Task description:
Without the pictures, write out all the lines below exactly as they appear.

** Begin **

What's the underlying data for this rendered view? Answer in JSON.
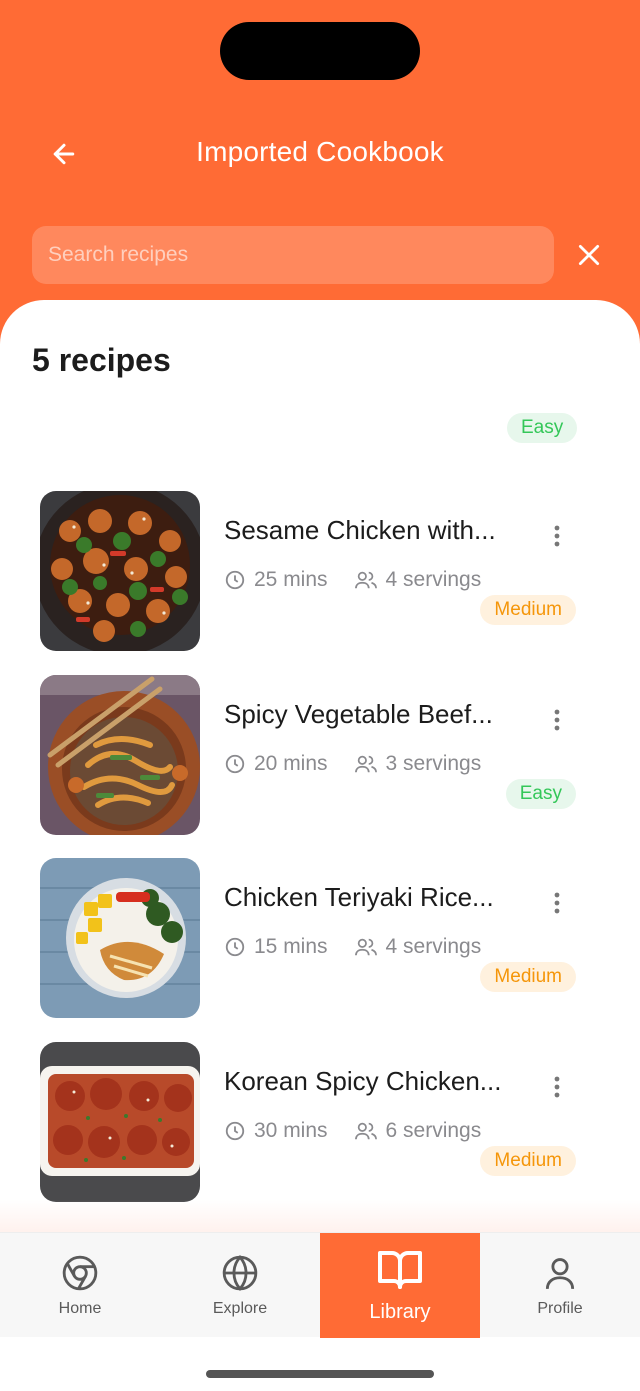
{
  "colors": {
    "accent": "#FF6B35",
    "easy": "#34C759",
    "medium": "#F5960A"
  },
  "header": {
    "title": "Imported Cookbook",
    "back_icon": "arrow-left-icon",
    "search_placeholder": "Search recipes",
    "close_icon": "close-icon"
  },
  "list": {
    "count_label": "5 recipes",
    "top_badge": "Easy",
    "recipes": [
      {
        "title": "Sesame Chicken with...",
        "time": "25 mins",
        "servings": "4 servings",
        "difficulty": "Medium"
      },
      {
        "title": "Spicy Vegetable Beef...",
        "time": "20 mins",
        "servings": "3 servings",
        "difficulty": "Easy"
      },
      {
        "title": "Chicken Teriyaki Rice...",
        "time": "15 mins",
        "servings": "4 servings",
        "difficulty": "Medium"
      },
      {
        "title": "Korean Spicy Chicken...",
        "time": "30 mins",
        "servings": "6 servings",
        "difficulty": "Medium"
      }
    ]
  },
  "tabbar": {
    "tabs": [
      {
        "label": "Home",
        "icon": "chrome-icon"
      },
      {
        "label": "Explore",
        "icon": "globe-icon"
      },
      {
        "label": "Library",
        "icon": "book-open-icon",
        "active": true
      },
      {
        "label": "Profile",
        "icon": "user-icon"
      }
    ]
  }
}
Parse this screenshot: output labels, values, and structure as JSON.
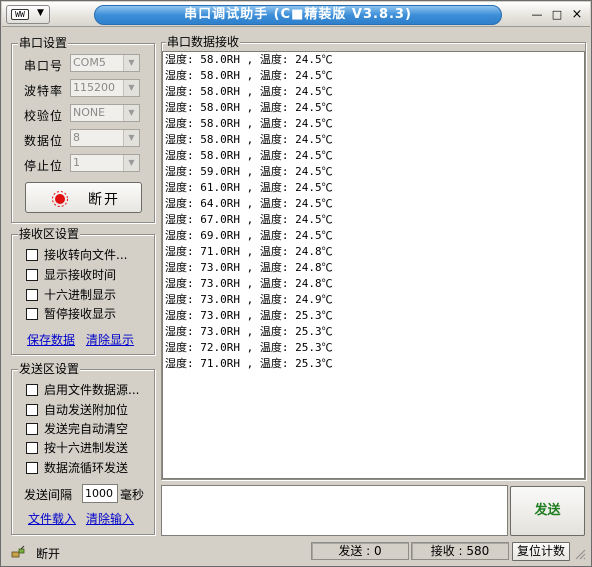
{
  "window": {
    "title": "串口调试助手 (C■精装版 V3.8.3)",
    "sysmenu_logo": "WW",
    "sysmenu_arrow": "▼",
    "min_label": "—",
    "restore_label": "□",
    "close_label": "×"
  },
  "serial_settings": {
    "title": "串口设置",
    "port_label": "串口号",
    "port_value": "COM5",
    "baud_label": "波特率",
    "baud_value": "115200",
    "parity_label": "校验位",
    "parity_value": "NONE",
    "databits_label": "数据位",
    "databits_value": "8",
    "stopbits_label": "停止位",
    "stopbits_value": "1",
    "toggle_label": "断开",
    "drop_arrow": "▼"
  },
  "receive_settings": {
    "title": "接收区设置",
    "options": [
      "接收转向文件...",
      "显示接收时间",
      "十六进制显示",
      "暂停接收显示"
    ],
    "save_link": "保存数据",
    "clear_link": "清除显示"
  },
  "send_settings": {
    "title": "发送区设置",
    "options": [
      "启用文件数据源...",
      "自动发送附加位",
      "发送完自动清空",
      "按十六进制发送",
      "数据流循环发送"
    ],
    "interval_label": "发送间隔",
    "interval_value": "1000",
    "interval_unit": "毫秒",
    "load_link": "文件载入",
    "clear_link": "清除输入"
  },
  "receive_area": {
    "title": "串口数据接收",
    "lines": [
      "湿度: 58.0RH , 温度: 24.5℃",
      "湿度: 58.0RH , 温度: 24.5℃",
      "湿度: 58.0RH , 温度: 24.5℃",
      "湿度: 58.0RH , 温度: 24.5℃",
      "湿度: 58.0RH , 温度: 24.5℃",
      "湿度: 58.0RH , 温度: 24.5℃",
      "湿度: 58.0RH , 温度: 24.5℃",
      "湿度: 59.0RH , 温度: 24.5℃",
      "湿度: 61.0RH , 温度: 24.5℃",
      "湿度: 64.0RH , 温度: 24.5℃",
      "湿度: 67.0RH , 温度: 24.5℃",
      "湿度: 69.0RH , 温度: 24.5℃",
      "湿度: 71.0RH , 温度: 24.8℃",
      "湿度: 73.0RH , 温度: 24.8℃",
      "湿度: 73.0RH , 温度: 24.8℃",
      "湿度: 73.0RH , 温度: 24.9℃",
      "湿度: 73.0RH , 温度: 25.3℃",
      "湿度: 73.0RH , 温度: 25.3℃",
      "湿度: 72.0RH , 温度: 25.3℃",
      "湿度: 71.0RH , 温度: 25.3℃"
    ]
  },
  "send_area": {
    "input_value": "",
    "send_button": "发送"
  },
  "status_bar": {
    "connection": "断开",
    "sent": "发送 : 0",
    "received": "接收 : 580",
    "reset_button": "复位计数"
  },
  "colors": {
    "title_bar": "#3d8fd8",
    "send_button_text": "#1e7d1e",
    "link": "#0000cc",
    "indicator": "#e01010"
  }
}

** End **

Result of the task:
What's the underlying data for this rendered view? Answer in JSON.
{
  "colors": {
    "accent": "#FF6B35",
    "easy": "#34C759",
    "medium": "#F5960A"
  },
  "header": {
    "title": "Imported Cookbook",
    "back_icon": "arrow-left-icon",
    "search_placeholder": "Search recipes",
    "close_icon": "close-icon"
  },
  "list": {
    "count_label": "5 recipes",
    "top_badge": "Easy",
    "recipes": [
      {
        "title": "Sesame Chicken with...",
        "time": "25 mins",
        "servings": "4 servings",
        "difficulty": "Medium"
      },
      {
        "title": "Spicy Vegetable Beef...",
        "time": "20 mins",
        "servings": "3 servings",
        "difficulty": "Easy"
      },
      {
        "title": "Chicken Teriyaki Rice...",
        "time": "15 mins",
        "servings": "4 servings",
        "difficulty": "Medium"
      },
      {
        "title": "Korean Spicy Chicken...",
        "time": "30 mins",
        "servings": "6 servings",
        "difficulty": "Medium"
      }
    ]
  },
  "tabbar": {
    "tabs": [
      {
        "label": "Home",
        "icon": "chrome-icon"
      },
      {
        "label": "Explore",
        "icon": "globe-icon"
      },
      {
        "label": "Library",
        "icon": "book-open-icon",
        "active": true
      },
      {
        "label": "Profile",
        "icon": "user-icon"
      }
    ]
  }
}
Parse this screenshot: output labels, values, and structure as JSON.
{
  "window": {
    "title": "串口调试助手 (C■精装版 V3.8.3)",
    "sysmenu_logo": "WW",
    "sysmenu_arrow": "▼",
    "min_label": "—",
    "restore_label": "□",
    "close_label": "×"
  },
  "serial_settings": {
    "title": "串口设置",
    "port_label": "串口号",
    "port_value": "COM5",
    "baud_label": "波特率",
    "baud_value": "115200",
    "parity_label": "校验位",
    "parity_value": "NONE",
    "databits_label": "数据位",
    "databits_value": "8",
    "stopbits_label": "停止位",
    "stopbits_value": "1",
    "toggle_label": "断开",
    "drop_arrow": "▼"
  },
  "receive_settings": {
    "title": "接收区设置",
    "options": [
      "接收转向文件...",
      "显示接收时间",
      "十六进制显示",
      "暂停接收显示"
    ],
    "save_link": "保存数据",
    "clear_link": "清除显示"
  },
  "send_settings": {
    "title": "发送区设置",
    "options": [
      "启用文件数据源...",
      "自动发送附加位",
      "发送完自动清空",
      "按十六进制发送",
      "数据流循环发送"
    ],
    "interval_label": "发送间隔",
    "interval_value": "1000",
    "interval_unit": "毫秒",
    "load_link": "文件载入",
    "clear_link": "清除输入"
  },
  "receive_area": {
    "title": "串口数据接收",
    "lines": [
      "湿度: 58.0RH , 温度: 24.5℃",
      "湿度: 58.0RH , 温度: 24.5℃",
      "湿度: 58.0RH , 温度: 24.5℃",
      "湿度: 58.0RH , 温度: 24.5℃",
      "湿度: 58.0RH , 温度: 24.5℃",
      "湿度: 58.0RH , 温度: 24.5℃",
      "湿度: 58.0RH , 温度: 24.5℃",
      "湿度: 59.0RH , 温度: 24.5℃",
      "湿度: 61.0RH , 温度: 24.5℃",
      "湿度: 64.0RH , 温度: 24.5℃",
      "湿度: 67.0RH , 温度: 24.5℃",
      "湿度: 69.0RH , 温度: 24.5℃",
      "湿度: 71.0RH , 温度: 24.8℃",
      "湿度: 73.0RH , 温度: 24.8℃",
      "湿度: 73.0RH , 温度: 24.8℃",
      "湿度: 73.0RH , 温度: 24.9℃",
      "湿度: 73.0RH , 温度: 25.3℃",
      "湿度: 73.0RH , 温度: 25.3℃",
      "湿度: 72.0RH , 温度: 25.3℃",
      "湿度: 71.0RH , 温度: 25.3℃"
    ]
  },
  "send_area": {
    "input_value": "",
    "send_button": "发送"
  },
  "status_bar": {
    "connection": "断开",
    "sent": "发送 : 0",
    "received": "接收 : 580",
    "reset_button": "复位计数"
  },
  "colors": {
    "title_bar": "#3d8fd8",
    "send_button_text": "#1e7d1e",
    "link": "#0000cc",
    "indicator": "#e01010"
  }
}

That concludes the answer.